** BEGIN **

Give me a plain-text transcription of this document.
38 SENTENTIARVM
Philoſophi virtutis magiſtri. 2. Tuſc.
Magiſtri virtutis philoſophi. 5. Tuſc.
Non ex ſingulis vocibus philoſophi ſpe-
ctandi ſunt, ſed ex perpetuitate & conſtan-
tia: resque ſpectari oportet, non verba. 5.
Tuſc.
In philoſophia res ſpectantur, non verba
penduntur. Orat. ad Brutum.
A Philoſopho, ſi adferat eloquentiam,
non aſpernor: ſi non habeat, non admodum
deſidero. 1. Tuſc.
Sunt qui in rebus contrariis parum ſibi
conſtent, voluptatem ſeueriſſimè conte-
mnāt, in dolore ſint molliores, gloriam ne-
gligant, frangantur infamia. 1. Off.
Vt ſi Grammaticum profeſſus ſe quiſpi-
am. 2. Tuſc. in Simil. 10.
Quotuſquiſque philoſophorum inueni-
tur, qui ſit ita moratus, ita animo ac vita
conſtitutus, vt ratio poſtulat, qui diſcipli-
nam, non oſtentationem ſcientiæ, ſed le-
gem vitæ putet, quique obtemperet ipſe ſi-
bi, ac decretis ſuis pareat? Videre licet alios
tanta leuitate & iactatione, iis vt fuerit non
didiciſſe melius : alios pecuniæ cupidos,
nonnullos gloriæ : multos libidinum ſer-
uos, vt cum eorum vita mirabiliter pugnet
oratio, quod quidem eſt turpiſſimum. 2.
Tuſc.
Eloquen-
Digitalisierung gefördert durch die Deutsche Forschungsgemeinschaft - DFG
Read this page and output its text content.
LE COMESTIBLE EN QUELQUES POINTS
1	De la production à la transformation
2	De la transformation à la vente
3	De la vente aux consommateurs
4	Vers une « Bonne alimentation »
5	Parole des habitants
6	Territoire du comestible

** END **

* [EXERCISE PROMPT]:
Examine the entries and report how many of their lines contain the string "verba", giving no more than the number.

* [SOLUTION FOR THIS EXERCISE]:
2